** start **
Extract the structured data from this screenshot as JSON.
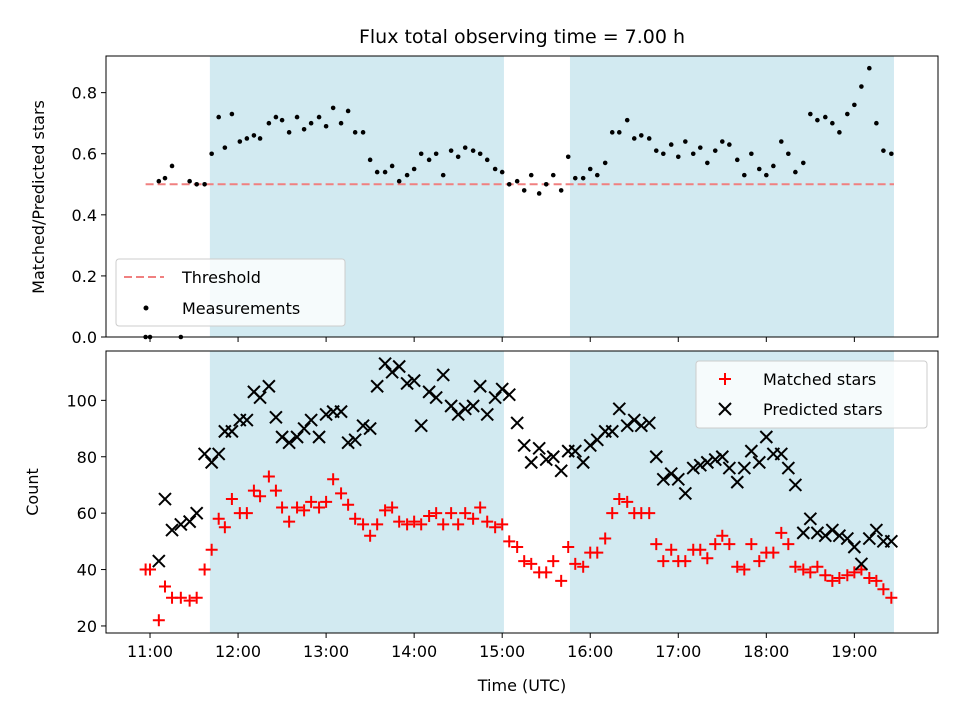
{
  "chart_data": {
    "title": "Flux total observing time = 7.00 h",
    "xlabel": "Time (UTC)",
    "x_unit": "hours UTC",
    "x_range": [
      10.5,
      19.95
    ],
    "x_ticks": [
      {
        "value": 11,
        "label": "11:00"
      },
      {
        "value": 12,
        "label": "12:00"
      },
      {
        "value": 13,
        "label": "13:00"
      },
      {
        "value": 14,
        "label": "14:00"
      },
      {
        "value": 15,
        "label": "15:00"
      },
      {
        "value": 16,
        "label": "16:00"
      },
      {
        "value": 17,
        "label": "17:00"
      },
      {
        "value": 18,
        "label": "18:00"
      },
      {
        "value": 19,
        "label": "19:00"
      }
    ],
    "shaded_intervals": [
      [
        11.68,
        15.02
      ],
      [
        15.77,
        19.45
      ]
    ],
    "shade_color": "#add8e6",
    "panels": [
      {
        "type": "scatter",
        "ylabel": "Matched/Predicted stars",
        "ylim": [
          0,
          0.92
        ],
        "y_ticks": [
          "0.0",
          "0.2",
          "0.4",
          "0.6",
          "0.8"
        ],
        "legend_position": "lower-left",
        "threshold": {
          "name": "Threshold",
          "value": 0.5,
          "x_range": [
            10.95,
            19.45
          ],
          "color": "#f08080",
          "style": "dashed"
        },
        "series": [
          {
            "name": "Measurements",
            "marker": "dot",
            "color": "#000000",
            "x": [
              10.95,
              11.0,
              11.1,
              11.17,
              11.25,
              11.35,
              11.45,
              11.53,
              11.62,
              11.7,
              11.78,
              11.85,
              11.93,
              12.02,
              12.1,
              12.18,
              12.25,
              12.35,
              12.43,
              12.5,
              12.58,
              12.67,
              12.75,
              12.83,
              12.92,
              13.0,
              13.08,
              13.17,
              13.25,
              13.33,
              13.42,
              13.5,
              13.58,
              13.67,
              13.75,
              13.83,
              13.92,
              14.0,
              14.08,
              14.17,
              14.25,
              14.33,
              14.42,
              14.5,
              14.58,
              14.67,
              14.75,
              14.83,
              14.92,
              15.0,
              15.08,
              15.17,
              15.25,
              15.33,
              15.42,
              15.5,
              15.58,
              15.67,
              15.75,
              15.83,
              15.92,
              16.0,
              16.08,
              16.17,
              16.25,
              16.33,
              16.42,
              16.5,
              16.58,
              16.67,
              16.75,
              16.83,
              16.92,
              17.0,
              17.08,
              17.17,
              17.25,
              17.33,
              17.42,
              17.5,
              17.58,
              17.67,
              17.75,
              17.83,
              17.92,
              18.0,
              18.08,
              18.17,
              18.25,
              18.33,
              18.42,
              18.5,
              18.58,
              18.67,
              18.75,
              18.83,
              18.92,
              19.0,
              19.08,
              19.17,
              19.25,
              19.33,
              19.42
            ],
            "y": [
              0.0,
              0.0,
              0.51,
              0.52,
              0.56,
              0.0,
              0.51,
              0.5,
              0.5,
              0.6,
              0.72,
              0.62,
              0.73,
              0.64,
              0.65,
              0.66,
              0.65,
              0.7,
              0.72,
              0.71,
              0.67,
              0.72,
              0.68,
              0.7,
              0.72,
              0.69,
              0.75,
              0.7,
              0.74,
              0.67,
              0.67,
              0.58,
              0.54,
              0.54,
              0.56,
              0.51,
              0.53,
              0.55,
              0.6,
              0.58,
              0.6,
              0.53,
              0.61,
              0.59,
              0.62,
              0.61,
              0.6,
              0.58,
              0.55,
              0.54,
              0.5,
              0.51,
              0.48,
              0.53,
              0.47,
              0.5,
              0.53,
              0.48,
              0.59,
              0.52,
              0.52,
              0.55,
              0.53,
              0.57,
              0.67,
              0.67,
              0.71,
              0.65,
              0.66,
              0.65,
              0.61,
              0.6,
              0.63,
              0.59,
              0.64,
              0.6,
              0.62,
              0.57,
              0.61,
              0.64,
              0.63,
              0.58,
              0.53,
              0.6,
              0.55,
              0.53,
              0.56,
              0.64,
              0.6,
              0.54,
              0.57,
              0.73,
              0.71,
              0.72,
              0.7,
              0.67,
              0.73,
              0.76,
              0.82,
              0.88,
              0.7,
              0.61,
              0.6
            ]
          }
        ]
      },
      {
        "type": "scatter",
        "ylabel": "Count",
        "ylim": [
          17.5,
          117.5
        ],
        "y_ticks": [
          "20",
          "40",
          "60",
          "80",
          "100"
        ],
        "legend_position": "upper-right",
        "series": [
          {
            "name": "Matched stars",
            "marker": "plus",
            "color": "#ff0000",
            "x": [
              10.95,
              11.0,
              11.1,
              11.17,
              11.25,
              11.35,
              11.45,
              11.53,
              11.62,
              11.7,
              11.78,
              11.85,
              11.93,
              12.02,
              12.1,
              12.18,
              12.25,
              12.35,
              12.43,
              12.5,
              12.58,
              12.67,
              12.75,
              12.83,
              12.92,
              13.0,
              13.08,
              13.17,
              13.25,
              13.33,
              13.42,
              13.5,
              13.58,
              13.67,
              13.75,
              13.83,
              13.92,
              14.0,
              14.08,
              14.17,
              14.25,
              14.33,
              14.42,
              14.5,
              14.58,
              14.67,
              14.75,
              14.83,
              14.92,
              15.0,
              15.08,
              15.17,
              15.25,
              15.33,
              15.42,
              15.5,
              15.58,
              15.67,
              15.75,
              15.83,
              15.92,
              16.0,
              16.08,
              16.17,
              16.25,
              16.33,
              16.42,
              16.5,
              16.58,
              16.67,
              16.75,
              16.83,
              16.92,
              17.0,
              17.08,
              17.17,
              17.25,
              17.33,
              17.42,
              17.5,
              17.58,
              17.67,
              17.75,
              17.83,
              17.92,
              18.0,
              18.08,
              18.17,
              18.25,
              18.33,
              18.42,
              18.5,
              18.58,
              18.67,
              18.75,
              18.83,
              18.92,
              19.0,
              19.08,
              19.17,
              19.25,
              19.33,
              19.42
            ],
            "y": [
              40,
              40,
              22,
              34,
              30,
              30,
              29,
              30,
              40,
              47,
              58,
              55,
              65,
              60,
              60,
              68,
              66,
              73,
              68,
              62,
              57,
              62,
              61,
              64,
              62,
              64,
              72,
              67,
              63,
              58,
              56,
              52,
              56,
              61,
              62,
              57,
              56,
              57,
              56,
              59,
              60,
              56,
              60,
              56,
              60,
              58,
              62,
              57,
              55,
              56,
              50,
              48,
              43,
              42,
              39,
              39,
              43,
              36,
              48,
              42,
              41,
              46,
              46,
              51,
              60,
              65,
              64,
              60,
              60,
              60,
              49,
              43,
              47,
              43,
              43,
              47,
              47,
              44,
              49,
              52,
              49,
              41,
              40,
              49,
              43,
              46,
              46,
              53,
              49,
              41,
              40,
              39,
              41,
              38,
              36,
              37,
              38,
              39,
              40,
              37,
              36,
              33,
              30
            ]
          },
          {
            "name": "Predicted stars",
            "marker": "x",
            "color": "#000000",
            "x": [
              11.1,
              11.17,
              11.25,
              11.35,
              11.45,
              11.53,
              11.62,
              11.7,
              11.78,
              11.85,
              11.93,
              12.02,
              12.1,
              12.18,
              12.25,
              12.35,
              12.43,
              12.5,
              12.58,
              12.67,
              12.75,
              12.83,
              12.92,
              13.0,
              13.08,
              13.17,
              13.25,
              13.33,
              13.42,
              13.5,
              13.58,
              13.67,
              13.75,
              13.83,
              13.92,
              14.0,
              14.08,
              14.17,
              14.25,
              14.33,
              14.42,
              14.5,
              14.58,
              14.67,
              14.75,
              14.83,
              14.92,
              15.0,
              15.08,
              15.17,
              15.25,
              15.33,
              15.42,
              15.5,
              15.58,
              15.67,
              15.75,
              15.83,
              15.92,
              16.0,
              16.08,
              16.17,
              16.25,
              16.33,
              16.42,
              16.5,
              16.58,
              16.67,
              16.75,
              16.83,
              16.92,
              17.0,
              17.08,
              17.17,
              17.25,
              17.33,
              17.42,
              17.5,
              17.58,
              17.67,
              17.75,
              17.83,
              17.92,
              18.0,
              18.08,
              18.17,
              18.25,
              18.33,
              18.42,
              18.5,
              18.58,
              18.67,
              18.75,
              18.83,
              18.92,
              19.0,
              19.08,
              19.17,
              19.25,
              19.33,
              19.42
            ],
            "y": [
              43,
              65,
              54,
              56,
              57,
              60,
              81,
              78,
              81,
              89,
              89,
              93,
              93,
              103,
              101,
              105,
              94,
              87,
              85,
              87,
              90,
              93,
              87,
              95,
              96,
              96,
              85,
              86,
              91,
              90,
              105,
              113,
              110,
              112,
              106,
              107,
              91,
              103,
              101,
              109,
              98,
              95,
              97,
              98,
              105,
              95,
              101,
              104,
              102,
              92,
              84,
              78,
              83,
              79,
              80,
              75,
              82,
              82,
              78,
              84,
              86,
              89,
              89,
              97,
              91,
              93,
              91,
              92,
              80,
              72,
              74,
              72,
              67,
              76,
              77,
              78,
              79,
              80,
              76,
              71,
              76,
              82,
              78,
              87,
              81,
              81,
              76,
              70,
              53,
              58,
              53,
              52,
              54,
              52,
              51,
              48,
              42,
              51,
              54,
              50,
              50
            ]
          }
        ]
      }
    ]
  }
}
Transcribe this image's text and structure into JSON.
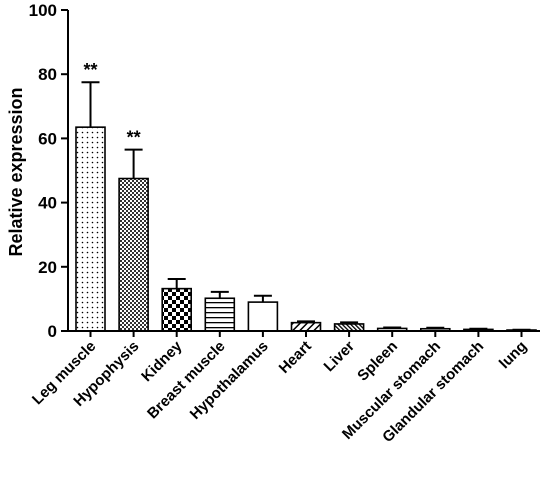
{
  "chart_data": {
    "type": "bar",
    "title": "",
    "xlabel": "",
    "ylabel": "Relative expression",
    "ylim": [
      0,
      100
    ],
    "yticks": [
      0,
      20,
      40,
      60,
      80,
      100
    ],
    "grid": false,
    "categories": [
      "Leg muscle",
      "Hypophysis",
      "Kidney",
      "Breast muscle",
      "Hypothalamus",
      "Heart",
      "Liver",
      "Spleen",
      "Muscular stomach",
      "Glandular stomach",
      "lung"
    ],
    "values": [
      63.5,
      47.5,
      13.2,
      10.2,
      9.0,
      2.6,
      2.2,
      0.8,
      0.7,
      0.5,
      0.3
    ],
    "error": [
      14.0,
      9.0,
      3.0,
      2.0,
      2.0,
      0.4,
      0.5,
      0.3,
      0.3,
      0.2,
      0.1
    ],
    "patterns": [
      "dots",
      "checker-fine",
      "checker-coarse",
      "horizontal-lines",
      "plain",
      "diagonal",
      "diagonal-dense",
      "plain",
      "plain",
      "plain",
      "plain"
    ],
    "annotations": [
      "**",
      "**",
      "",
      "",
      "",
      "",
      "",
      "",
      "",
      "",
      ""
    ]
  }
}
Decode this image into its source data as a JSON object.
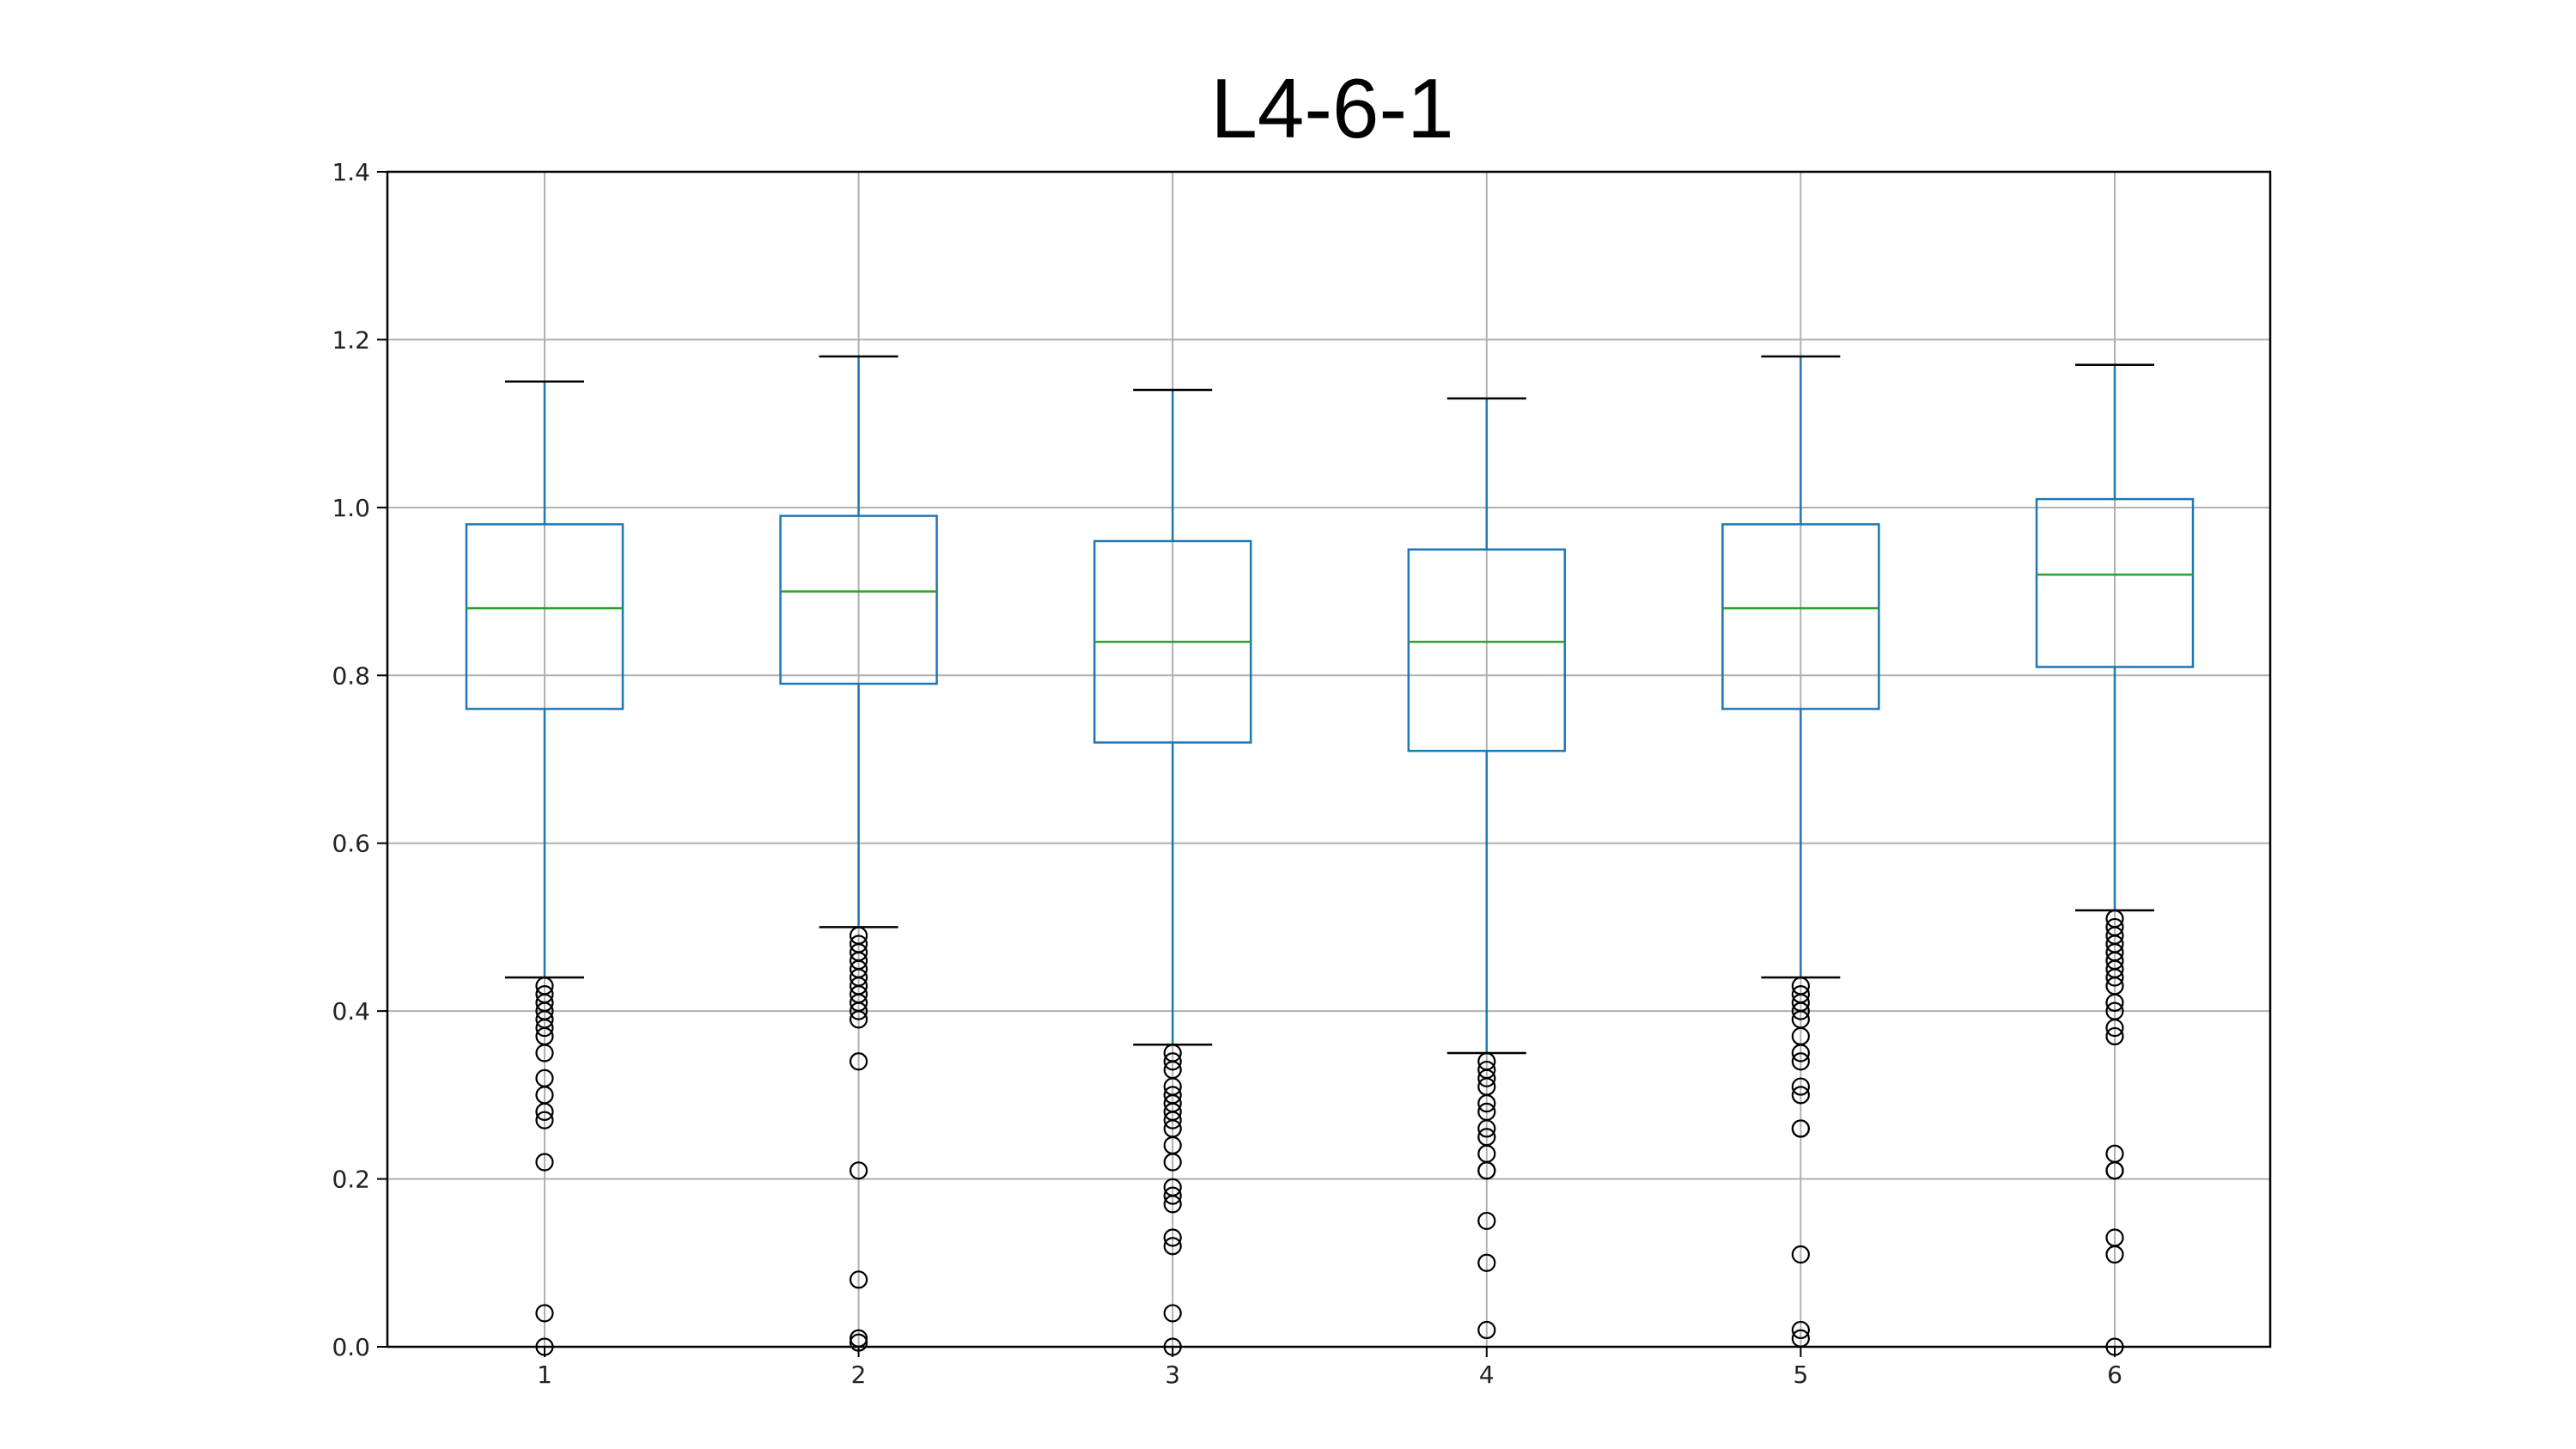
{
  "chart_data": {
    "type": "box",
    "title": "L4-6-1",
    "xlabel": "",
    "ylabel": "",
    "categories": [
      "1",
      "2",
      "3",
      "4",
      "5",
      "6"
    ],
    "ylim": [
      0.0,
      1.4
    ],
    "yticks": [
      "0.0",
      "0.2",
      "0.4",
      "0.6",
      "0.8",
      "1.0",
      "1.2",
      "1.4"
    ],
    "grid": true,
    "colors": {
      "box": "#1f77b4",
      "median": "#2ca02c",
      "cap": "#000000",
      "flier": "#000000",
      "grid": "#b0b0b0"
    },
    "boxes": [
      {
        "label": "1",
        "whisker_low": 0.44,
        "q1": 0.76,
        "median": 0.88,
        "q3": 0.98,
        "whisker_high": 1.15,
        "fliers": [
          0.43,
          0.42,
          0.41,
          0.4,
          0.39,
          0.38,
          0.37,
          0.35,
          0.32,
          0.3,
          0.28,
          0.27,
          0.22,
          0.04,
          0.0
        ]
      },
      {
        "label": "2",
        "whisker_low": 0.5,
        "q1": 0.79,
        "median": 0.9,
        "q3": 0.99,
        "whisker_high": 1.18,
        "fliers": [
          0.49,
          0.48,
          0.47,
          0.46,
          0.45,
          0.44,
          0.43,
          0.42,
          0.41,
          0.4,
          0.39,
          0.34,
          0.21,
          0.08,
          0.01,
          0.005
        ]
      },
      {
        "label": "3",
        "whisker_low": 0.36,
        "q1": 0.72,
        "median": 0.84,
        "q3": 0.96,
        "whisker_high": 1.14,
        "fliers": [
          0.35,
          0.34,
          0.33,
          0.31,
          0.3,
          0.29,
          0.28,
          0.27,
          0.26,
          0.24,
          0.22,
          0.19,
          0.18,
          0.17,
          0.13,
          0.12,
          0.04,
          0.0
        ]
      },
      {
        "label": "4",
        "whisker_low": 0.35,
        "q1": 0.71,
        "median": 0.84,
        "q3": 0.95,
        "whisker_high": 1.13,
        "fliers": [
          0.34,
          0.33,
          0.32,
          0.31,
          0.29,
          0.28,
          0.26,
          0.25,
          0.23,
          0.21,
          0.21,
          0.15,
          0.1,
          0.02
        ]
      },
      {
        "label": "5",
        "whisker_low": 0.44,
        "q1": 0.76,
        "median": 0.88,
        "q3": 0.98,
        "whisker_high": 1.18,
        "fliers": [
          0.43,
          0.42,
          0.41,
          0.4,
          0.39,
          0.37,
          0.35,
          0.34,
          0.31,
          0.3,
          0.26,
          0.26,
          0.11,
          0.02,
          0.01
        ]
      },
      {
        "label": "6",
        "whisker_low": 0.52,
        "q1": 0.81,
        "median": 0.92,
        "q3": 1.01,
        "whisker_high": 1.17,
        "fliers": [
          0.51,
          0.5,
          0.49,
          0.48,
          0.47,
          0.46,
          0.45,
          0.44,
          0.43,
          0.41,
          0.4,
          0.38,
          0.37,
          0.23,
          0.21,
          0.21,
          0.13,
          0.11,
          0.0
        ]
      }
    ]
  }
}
** end **
**TASK DIRECTIONS**
Scan the listing above and identify each line holding the string "name"; copy every such line.

**IN RESPONSE**
          "name": "Threshold",
            "name": "Measurements",
            "name": "Matched stars",
            "name": "Predicted stars",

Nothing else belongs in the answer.